_Directions for this task:_ Set out every line bearing the string "creditease".

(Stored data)
● ● ● ●

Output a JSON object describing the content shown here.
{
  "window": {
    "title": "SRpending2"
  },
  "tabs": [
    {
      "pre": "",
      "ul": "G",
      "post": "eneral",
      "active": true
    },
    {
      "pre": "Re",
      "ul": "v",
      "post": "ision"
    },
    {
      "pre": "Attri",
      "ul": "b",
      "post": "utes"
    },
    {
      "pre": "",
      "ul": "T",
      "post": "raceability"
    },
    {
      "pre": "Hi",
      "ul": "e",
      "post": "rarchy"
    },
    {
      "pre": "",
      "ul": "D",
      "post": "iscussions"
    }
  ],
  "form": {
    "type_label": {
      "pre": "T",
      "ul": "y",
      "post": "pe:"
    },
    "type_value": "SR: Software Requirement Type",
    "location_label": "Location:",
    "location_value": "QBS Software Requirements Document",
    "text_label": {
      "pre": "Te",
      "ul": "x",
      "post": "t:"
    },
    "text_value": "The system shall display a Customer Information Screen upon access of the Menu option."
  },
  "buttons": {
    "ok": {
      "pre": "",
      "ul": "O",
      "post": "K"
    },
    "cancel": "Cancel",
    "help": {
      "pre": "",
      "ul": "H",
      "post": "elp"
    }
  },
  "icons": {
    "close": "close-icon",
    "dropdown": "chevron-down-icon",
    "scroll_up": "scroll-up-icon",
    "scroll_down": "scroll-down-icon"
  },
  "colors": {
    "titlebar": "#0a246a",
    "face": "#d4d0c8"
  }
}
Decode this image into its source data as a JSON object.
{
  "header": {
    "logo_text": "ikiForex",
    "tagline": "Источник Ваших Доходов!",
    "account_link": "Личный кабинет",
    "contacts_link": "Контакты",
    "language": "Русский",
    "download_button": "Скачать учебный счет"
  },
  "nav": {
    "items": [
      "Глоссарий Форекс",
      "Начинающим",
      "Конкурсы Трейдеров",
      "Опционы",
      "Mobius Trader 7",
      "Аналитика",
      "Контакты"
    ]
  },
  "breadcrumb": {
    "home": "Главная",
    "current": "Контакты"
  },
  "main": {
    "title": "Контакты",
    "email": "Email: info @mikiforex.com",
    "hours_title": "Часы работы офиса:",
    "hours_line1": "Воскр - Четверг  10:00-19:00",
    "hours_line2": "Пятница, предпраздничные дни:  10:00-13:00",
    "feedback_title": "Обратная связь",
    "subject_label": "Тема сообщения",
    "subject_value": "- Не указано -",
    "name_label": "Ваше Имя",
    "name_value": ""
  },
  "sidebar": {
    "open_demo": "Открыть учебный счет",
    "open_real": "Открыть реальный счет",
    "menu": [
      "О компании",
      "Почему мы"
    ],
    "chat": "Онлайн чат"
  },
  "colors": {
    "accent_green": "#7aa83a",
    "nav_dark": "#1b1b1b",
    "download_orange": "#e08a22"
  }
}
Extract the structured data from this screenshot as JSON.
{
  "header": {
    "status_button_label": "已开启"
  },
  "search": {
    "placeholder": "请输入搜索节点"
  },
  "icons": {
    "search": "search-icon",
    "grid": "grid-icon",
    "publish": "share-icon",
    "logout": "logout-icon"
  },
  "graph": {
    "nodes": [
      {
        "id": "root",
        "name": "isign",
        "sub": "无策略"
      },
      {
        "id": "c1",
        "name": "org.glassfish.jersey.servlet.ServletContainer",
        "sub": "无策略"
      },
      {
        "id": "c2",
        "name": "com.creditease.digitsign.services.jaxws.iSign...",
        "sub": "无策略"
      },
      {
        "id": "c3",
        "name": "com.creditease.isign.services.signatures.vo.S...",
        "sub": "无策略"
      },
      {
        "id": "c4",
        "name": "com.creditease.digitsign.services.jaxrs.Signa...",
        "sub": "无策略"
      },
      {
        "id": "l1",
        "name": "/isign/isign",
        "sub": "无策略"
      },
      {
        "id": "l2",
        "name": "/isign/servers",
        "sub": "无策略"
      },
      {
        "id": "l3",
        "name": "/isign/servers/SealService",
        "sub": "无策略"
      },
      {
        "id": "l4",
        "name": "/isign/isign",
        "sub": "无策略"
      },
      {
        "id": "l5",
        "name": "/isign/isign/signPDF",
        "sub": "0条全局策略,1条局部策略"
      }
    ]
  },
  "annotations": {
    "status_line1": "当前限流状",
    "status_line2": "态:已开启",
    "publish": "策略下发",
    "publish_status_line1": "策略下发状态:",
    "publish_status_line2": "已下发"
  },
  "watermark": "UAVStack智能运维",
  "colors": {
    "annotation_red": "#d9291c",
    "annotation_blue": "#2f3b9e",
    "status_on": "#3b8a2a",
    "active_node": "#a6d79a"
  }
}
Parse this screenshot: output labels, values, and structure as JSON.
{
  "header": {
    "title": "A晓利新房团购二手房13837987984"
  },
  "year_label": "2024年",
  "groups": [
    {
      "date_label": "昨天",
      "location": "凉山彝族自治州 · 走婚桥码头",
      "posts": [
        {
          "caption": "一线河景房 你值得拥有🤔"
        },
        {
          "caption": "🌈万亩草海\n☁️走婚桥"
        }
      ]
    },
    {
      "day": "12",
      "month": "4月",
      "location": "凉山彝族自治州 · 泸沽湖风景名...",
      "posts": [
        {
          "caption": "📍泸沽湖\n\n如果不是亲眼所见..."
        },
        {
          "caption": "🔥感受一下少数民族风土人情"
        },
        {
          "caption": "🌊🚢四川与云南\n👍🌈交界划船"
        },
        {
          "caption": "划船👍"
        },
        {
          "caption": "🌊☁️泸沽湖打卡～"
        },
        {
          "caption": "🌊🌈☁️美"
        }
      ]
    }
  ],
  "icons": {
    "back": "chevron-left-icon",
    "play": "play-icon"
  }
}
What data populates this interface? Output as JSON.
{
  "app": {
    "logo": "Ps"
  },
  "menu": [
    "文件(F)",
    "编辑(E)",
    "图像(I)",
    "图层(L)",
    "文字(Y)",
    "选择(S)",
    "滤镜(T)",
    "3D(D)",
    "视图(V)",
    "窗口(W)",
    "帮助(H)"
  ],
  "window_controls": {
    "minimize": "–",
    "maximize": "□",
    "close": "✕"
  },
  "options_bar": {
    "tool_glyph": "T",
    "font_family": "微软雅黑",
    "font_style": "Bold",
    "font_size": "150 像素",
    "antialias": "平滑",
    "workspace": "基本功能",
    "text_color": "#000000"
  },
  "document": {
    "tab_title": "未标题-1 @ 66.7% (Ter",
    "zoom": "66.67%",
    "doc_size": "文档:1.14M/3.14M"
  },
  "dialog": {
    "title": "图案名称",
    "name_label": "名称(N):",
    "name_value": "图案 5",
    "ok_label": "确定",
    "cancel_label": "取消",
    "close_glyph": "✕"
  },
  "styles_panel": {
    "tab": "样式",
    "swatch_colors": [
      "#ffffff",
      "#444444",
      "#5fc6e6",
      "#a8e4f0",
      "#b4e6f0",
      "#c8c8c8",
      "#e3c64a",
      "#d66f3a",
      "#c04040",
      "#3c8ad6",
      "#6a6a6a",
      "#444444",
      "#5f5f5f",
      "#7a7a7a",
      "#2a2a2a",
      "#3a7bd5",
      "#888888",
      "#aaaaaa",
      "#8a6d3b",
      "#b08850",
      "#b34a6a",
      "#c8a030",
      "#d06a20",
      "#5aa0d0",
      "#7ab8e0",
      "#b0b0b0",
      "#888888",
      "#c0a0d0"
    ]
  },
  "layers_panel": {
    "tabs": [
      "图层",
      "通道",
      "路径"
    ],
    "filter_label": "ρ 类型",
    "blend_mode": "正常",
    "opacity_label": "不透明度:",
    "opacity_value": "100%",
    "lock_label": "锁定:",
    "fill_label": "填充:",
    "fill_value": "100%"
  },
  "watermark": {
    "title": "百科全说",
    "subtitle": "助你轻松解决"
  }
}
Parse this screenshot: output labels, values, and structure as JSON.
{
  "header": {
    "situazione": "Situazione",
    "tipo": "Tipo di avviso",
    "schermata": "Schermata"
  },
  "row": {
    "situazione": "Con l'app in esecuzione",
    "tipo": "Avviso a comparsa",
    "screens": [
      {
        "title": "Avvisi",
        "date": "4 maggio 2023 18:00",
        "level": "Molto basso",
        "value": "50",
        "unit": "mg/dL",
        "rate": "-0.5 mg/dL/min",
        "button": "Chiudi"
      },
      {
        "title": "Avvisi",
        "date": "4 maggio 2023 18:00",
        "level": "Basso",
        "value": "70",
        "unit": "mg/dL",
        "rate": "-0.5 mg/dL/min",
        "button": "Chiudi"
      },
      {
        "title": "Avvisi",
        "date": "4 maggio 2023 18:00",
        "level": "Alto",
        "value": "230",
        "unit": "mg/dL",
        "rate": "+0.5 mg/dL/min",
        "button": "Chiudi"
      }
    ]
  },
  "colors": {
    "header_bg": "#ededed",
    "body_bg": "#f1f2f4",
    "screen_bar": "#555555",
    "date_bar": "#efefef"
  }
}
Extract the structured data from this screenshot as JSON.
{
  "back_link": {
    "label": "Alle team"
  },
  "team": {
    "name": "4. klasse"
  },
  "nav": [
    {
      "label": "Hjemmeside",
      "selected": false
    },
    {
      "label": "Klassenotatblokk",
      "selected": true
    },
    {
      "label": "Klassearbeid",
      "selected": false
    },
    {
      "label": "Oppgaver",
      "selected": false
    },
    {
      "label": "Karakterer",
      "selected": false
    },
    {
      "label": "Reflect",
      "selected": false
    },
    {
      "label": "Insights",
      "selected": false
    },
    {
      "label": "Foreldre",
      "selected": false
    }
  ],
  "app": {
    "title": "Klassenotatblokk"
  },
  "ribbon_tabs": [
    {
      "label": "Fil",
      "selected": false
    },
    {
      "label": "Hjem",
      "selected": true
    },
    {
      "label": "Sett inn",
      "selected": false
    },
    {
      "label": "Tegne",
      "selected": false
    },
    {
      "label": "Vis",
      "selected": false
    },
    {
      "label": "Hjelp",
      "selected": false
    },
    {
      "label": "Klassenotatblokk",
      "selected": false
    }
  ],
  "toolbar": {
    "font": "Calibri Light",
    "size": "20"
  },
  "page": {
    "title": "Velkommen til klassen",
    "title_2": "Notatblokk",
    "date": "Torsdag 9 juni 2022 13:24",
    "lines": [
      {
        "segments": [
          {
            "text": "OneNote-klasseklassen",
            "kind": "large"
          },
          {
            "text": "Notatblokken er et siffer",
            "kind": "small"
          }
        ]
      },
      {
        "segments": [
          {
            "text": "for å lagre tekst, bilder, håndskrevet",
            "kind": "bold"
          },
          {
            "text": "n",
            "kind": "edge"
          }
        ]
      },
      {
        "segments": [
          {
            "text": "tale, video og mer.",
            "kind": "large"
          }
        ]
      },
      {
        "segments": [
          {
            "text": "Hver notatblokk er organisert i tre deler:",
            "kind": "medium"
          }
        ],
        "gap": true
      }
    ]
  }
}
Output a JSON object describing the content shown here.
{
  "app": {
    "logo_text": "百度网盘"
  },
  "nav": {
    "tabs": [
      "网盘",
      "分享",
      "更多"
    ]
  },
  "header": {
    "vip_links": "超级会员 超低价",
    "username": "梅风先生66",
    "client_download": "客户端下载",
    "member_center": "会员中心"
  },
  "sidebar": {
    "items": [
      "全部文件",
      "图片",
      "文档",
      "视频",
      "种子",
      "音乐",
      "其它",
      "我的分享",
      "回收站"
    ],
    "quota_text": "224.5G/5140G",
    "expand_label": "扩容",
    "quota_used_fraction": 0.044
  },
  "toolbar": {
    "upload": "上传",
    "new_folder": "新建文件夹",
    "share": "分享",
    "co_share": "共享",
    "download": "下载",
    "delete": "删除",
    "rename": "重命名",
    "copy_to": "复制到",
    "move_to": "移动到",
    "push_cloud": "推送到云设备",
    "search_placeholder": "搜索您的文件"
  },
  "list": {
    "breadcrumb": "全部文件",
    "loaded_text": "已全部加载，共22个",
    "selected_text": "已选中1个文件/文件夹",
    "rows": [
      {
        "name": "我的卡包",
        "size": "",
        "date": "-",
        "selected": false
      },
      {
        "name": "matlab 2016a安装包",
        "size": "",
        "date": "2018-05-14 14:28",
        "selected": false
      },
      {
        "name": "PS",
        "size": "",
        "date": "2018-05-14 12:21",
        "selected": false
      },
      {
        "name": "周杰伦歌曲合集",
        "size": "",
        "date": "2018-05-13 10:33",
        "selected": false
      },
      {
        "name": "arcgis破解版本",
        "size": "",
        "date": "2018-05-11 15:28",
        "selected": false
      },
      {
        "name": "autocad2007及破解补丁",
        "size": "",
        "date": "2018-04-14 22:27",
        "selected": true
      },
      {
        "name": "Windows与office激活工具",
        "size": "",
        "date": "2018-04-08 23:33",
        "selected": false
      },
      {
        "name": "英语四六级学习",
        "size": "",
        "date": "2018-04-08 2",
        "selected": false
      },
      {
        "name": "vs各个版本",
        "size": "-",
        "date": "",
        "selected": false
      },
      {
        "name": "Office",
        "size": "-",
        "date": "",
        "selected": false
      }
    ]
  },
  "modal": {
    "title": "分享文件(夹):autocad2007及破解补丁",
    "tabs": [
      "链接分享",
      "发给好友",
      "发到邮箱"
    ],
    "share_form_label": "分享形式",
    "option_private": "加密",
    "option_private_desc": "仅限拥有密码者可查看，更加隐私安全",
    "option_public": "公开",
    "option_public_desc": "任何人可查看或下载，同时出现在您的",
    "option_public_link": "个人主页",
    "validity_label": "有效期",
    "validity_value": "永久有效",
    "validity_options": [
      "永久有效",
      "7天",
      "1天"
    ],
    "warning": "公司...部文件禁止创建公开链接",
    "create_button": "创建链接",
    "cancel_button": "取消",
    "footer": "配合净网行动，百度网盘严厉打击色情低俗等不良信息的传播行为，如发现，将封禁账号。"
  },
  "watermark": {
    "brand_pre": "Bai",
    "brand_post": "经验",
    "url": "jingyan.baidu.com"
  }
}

● ● ● ●

_Answer to the task:_
        "name": "com.creditease.digitsign.services.jaxws.iSign...",
        "name": "com.creditease.isign.services.signatures.vo.S...",
        "name": "com.creditease.digitsign.services.jaxrs.Signa...",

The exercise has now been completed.